CHALLENGE — Search the entries for the word "поселение" and pull out each line that has it.
━━━━━━━━━━
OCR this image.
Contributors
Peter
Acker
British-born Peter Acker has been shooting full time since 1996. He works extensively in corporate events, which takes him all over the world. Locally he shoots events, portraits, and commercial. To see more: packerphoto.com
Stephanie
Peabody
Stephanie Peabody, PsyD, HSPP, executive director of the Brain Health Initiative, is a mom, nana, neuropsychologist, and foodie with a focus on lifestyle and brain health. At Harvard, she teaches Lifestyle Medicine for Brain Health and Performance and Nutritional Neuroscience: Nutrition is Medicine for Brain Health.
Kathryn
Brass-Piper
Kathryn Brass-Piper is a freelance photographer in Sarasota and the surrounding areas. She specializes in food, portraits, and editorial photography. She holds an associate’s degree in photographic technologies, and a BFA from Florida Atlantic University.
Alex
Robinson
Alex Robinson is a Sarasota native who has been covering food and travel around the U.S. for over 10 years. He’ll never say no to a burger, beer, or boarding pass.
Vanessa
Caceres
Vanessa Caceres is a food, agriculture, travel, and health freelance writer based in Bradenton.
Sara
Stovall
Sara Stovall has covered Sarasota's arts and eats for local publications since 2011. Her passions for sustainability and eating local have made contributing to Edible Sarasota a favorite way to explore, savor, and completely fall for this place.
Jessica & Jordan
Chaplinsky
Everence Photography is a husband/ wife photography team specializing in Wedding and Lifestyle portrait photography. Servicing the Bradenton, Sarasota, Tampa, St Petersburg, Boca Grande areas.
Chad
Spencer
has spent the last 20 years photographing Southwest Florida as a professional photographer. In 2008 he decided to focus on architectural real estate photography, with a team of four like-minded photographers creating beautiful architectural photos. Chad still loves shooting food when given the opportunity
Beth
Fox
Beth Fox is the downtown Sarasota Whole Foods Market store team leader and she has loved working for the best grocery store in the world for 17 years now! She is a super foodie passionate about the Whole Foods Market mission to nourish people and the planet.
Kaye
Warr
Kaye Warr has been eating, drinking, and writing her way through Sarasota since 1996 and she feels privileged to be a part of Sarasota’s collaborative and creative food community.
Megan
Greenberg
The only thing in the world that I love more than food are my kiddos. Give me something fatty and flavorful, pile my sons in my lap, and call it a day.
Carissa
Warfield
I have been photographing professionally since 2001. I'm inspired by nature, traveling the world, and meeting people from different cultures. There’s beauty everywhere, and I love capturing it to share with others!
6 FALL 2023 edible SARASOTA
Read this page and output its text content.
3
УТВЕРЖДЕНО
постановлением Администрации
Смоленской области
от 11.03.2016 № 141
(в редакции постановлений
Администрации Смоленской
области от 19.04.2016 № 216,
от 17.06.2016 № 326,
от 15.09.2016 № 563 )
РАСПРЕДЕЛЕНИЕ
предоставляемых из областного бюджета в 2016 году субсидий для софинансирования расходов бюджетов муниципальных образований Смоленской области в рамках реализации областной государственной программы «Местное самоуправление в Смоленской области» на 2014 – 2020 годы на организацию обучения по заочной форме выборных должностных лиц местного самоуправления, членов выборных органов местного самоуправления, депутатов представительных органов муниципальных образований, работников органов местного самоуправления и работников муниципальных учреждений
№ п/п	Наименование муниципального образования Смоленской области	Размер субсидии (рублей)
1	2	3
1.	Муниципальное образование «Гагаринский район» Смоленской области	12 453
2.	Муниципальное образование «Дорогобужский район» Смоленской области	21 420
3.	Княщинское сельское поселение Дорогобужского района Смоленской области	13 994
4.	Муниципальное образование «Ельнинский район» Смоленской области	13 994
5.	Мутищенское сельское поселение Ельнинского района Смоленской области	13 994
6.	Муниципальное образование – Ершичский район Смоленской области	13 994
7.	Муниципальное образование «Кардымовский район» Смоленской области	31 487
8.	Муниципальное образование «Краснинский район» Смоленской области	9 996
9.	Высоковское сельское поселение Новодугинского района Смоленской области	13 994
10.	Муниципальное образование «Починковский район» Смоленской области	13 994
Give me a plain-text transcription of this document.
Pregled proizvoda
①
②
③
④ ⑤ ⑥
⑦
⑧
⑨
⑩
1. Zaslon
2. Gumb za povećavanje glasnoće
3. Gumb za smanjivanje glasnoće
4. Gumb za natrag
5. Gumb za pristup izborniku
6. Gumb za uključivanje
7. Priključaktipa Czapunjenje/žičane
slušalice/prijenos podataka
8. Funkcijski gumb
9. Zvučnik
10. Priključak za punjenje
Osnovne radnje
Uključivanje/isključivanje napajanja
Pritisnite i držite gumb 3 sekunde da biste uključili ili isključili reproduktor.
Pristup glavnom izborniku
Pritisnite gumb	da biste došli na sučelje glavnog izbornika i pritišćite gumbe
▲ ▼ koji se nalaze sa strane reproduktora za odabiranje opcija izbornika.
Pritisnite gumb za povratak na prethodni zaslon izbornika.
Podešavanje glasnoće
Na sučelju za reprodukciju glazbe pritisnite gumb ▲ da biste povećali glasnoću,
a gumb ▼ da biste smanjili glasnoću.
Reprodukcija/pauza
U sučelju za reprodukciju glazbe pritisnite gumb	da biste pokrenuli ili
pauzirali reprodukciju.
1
━━━━━━━━━━
WORKED ANSWER —
3.	Княщинское сельское поселение Дорогобужского района Смоленской области	13 994
5.	Мутищенское сельское поселение Ельнинского района Смоленской области	13 994
9.	Высоковское сельское поселение Новодугинского района Смоленской области	13 994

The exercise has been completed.